> **Task description**
Copy all the material that follows, keeping every character the same.

(Stored data)
##########
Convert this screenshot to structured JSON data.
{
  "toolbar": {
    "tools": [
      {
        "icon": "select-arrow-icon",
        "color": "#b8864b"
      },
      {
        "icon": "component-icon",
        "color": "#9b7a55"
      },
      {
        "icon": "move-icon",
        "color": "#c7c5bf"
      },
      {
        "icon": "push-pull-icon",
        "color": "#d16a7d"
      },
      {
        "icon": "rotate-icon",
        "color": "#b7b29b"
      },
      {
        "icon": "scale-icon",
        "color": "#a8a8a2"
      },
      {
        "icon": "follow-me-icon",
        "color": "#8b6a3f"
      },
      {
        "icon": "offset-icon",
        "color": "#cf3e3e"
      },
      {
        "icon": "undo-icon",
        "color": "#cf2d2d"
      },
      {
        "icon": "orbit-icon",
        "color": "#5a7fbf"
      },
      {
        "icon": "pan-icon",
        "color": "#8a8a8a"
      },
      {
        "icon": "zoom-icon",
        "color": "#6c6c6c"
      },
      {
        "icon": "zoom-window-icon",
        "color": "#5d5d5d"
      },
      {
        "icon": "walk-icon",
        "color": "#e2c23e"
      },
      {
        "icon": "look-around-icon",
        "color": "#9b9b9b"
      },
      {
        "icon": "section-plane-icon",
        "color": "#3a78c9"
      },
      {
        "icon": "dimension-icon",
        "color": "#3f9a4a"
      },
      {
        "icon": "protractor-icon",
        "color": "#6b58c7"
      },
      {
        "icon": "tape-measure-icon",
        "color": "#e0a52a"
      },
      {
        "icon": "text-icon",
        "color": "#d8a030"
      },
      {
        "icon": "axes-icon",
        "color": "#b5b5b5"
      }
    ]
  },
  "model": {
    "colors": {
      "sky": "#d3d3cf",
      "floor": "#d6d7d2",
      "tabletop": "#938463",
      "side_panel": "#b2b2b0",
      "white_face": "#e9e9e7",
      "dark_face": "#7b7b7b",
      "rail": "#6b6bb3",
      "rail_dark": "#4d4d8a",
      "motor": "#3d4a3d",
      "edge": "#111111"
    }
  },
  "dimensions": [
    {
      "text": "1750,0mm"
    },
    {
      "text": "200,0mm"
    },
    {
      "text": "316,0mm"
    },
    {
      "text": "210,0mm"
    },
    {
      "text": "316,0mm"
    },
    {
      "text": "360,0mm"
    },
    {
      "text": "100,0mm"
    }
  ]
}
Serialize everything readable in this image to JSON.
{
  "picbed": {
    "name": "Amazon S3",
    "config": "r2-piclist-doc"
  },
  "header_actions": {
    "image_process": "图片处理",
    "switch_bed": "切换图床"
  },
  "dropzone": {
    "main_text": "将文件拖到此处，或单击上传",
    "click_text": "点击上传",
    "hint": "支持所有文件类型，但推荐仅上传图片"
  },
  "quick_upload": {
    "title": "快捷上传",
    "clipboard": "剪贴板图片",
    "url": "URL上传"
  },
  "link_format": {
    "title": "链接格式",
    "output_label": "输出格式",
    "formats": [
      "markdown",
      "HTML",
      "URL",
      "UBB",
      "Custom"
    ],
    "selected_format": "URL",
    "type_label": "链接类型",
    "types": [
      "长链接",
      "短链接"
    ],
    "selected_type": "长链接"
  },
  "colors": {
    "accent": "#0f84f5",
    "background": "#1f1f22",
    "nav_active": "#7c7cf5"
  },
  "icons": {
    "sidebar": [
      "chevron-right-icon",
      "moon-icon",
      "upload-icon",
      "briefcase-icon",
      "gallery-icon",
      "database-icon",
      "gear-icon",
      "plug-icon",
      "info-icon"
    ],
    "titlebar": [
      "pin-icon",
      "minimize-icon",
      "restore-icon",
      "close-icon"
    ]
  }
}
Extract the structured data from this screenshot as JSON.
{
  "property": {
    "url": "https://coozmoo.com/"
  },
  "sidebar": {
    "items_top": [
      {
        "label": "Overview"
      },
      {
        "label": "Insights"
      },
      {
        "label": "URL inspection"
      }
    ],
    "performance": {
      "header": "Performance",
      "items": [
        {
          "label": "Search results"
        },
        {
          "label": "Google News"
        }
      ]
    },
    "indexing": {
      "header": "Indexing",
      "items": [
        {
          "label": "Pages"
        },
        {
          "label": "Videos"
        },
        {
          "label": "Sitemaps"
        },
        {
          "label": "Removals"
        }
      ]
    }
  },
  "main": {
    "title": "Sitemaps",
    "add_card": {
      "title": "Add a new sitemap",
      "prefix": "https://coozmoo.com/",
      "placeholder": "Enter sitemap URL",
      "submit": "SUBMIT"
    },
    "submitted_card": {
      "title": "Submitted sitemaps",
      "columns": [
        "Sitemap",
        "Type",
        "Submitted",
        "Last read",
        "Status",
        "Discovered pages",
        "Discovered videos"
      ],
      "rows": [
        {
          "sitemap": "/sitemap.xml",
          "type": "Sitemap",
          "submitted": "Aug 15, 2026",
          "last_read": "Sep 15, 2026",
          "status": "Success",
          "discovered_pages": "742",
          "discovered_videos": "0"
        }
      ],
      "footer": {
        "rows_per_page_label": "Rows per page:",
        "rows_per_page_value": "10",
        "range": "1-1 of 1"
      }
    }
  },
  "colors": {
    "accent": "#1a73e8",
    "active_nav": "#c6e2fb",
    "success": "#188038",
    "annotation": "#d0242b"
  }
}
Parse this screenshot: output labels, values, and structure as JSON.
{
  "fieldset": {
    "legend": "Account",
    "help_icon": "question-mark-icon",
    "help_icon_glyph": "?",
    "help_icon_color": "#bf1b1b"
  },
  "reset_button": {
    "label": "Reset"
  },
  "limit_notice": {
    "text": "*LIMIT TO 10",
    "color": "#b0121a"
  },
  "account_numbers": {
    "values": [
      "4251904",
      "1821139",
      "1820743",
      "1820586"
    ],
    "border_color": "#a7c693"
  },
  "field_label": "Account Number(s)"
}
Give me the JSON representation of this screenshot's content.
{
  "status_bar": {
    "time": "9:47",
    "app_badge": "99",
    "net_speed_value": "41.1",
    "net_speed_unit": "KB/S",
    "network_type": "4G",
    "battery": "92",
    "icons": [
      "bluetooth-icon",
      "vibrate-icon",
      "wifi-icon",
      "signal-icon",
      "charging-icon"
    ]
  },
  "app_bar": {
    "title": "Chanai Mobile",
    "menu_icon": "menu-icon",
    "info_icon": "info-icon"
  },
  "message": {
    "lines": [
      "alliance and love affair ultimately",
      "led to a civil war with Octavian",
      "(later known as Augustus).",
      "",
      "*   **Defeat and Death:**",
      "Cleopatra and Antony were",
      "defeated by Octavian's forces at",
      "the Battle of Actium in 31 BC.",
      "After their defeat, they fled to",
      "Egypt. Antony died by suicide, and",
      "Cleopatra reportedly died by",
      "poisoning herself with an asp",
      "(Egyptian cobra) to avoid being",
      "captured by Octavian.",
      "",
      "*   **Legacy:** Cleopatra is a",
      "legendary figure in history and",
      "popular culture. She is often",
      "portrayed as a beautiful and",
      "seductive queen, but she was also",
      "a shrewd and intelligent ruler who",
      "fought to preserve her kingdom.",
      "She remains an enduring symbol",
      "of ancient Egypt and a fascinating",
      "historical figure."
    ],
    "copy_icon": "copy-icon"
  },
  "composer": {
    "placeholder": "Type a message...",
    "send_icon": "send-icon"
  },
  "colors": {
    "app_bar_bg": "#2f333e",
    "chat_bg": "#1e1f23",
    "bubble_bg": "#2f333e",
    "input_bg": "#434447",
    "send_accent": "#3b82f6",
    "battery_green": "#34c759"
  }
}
##########
> **Correct answer**
Convert this screenshot to structured JSON data.
{
  "toolbar": {
    "tools": [
      {
        "icon": "select-arrow-icon",
        "color": "#b8864b"
      },
      {
        "icon": "component-icon",
        "color": "#9b7a55"
      },
      {
        "icon": "move-icon",
        "color": "#c7c5bf"
      },
      {
        "icon": "push-pull-icon",
        "color": "#d16a7d"
      },
      {
        "icon": "rotate-icon",
        "color": "#b7b29b"
      },
      {
        "icon": "scale-icon",
        "color": "#a8a8a2"
      },
      {
        "icon": "follow-me-icon",
        "color": "#8b6a3f"
      },
      {
        "icon": "offset-icon",
        "color": "#cf3e3e"
      },
      {
        "icon": "undo-icon",
        "color": "#cf2d2d"
      },
      {
        "icon": "orbit-icon",
        "color": "#5a7fbf"
      },
      {
        "icon": "pan-icon",
        "color": "#8a8a8a"
      },
      {
        "icon": "zoom-icon",
        "color": "#6c6c6c"
      },
      {
        "icon": "zoom-window-icon",
        "color": "#5d5d5d"
      },
      {
        "icon": "walk-icon",
        "color": "#e2c23e"
      },
      {
        "icon": "look-around-icon",
        "color": "#9b9b9b"
      },
      {
        "icon": "section-plane-icon",
        "color": "#3a78c9"
      },
      {
        "icon": "dimension-icon",
        "color": "#3f9a4a"
      },
      {
        "icon": "protractor-icon",
        "color": "#6b58c7"
      },
      {
        "icon": "tape-measure-icon",
        "color": "#e0a52a"
      },
      {
        "icon": "text-icon",
        "color": "#d8a030"
      },
      {
        "icon": "axes-icon",
        "color": "#b5b5b5"
      }
    ]
  },
  "model": {
    "colors": {
      "sky": "#d3d3cf",
      "floor": "#d6d7d2",
      "tabletop": "#938463",
      "side_panel": "#b2b2b0",
      "white_face": "#e9e9e7",
      "dark_face": "#7b7b7b",
      "rail": "#6b6bb3",
      "rail_dark": "#4d4d8a",
      "motor": "#3d4a3d",
      "edge": "#111111"
    }
  },
  "dimensions": [
    {
      "text": "1750,0mm"
    },
    {
      "text": "200,0mm"
    },
    {
      "text": "316,0mm"
    },
    {
      "text": "210,0mm"
    },
    {
      "text": "316,0mm"
    },
    {
      "text": "360,0mm"
    },
    {
      "text": "100,0mm"
    }
  ]
}
Serialize everything readable in this image to JSON.
{
  "picbed": {
    "name": "Amazon S3",
    "config": "r2-piclist-doc"
  },
  "header_actions": {
    "image_process": "图片处理",
    "switch_bed": "切换图床"
  },
  "dropzone": {
    "main_text": "将文件拖到此处，或单击上传",
    "click_text": "点击上传",
    "hint": "支持所有文件类型，但推荐仅上传图片"
  },
  "quick_upload": {
    "title": "快捷上传",
    "clipboard": "剪贴板图片",
    "url": "URL上传"
  },
  "link_format": {
    "title": "链接格式",
    "output_label": "输出格式",
    "formats": [
      "markdown",
      "HTML",
      "URL",
      "UBB",
      "Custom"
    ],
    "selected_format": "URL",
    "type_label": "链接类型",
    "types": [
      "长链接",
      "短链接"
    ],
    "selected_type": "长链接"
  },
  "colors": {
    "accent": "#0f84f5",
    "background": "#1f1f22",
    "nav_active": "#7c7cf5"
  },
  "icons": {
    "sidebar": [
      "chevron-right-icon",
      "moon-icon",
      "upload-icon",
      "briefcase-icon",
      "gallery-icon",
      "database-icon",
      "gear-icon",
      "plug-icon",
      "info-icon"
    ],
    "titlebar": [
      "pin-icon",
      "minimize-icon",
      "restore-icon",
      "close-icon"
    ]
  }
}
Extract the structured data from this screenshot as JSON.
{
  "property": {
    "url": "https://coozmoo.com/"
  },
  "sidebar": {
    "items_top": [
      {
        "label": "Overview"
      },
      {
        "label": "Insights"
      },
      {
        "label": "URL inspection"
      }
    ],
    "performance": {
      "header": "Performance",
      "items": [
        {
          "label": "Search results"
        },
        {
          "label": "Google News"
        }
      ]
    },
    "indexing": {
      "header": "Indexing",
      "items": [
        {
          "label": "Pages"
        },
        {
          "label": "Videos"
        },
        {
          "label": "Sitemaps"
        },
        {
          "label": "Removals"
        }
      ]
    }
  },
  "main": {
    "title": "Sitemaps",
    "add_card": {
      "title": "Add a new sitemap",
      "prefix": "https://coozmoo.com/",
      "placeholder": "Enter sitemap URL",
      "submit": "SUBMIT"
    },
    "submitted_card": {
      "title": "Submitted sitemaps",
      "columns": [
        "Sitemap",
        "Type",
        "Submitted",
        "Last read",
        "Status",
        "Discovered pages",
        "Discovered videos"
      ],
      "rows": [
        {
          "sitemap": "/sitemap.xml",
          "type": "Sitemap",
          "submitted": "Aug 15, 2026",
          "last_read": "Sep 15, 2026",
          "status": "Success",
          "discovered_pages": "742",
          "discovered_videos": "0"
        }
      ],
      "footer": {
        "rows_per_page_label": "Rows per page:",
        "rows_per_page_value": "10",
        "range": "1-1 of 1"
      }
    }
  },
  "colors": {
    "accent": "#1a73e8",
    "active_nav": "#c6e2fb",
    "success": "#188038",
    "annotation": "#d0242b"
  }
}
Parse this screenshot: output labels, values, and structure as JSON.
{
  "fieldset": {
    "legend": "Account",
    "help_icon": "question-mark-icon",
    "help_icon_glyph": "?",
    "help_icon_color": "#bf1b1b"
  },
  "reset_button": {
    "label": "Reset"
  },
  "limit_notice": {
    "text": "*LIMIT TO 10",
    "color": "#b0121a"
  },
  "account_numbers": {
    "values": [
      "4251904",
      "1821139",
      "1820743",
      "1820586"
    ],
    "border_color": "#a7c693"
  },
  "field_label": "Account Number(s)"
}
Give me the JSON representation of this screenshot's content.
{
  "status_bar": {
    "time": "9:47",
    "app_badge": "99",
    "net_speed_value": "41.1",
    "net_speed_unit": "KB/S",
    "network_type": "4G",
    "battery": "92",
    "icons": [
      "bluetooth-icon",
      "vibrate-icon",
      "wifi-icon",
      "signal-icon",
      "charging-icon"
    ]
  },
  "app_bar": {
    "title": "Chanai Mobile",
    "menu_icon": "menu-icon",
    "info_icon": "info-icon"
  },
  "message": {
    "lines": [
      "alliance and love affair ultimately",
      "led to a civil war with Octavian",
      "(later known as Augustus).",
      "",
      "*   **Defeat and Death:**",
      "Cleopatra and Antony were",
      "defeated by Octavian's forces at",
      "the Battle of Actium in 31 BC.",
      "After their defeat, they fled to",
      "Egypt. Antony died by suicide, and",
      "Cleopatra reportedly died by",
      "poisoning herself with an asp",
      "(Egyptian cobra) to avoid being",
      "captured by Octavian.",
      "",
      "*   **Legacy:** Cleopatra is a",
      "legendary figure in history and",
      "popular culture. She is often",
      "portrayed as a beautiful and",
      "seductive queen, but she was also",
      "a shrewd and intelligent ruler who",
      "fought to preserve her kingdom.",
      "She remains an enduring symbol",
      "of ancient Egypt and a fascinating",
      "historical figure."
    ],
    "copy_icon": "copy-icon"
  },
  "composer": {
    "placeholder": "Type a message...",
    "send_icon": "send-icon"
  },
  "colors": {
    "app_bar_bg": "#2f333e",
    "chat_bg": "#1e1f23",
    "bubble_bg": "#2f333e",
    "input_bg": "#434447",
    "send_accent": "#3b82f6",
    "battery_green": "#34c759"
  }
}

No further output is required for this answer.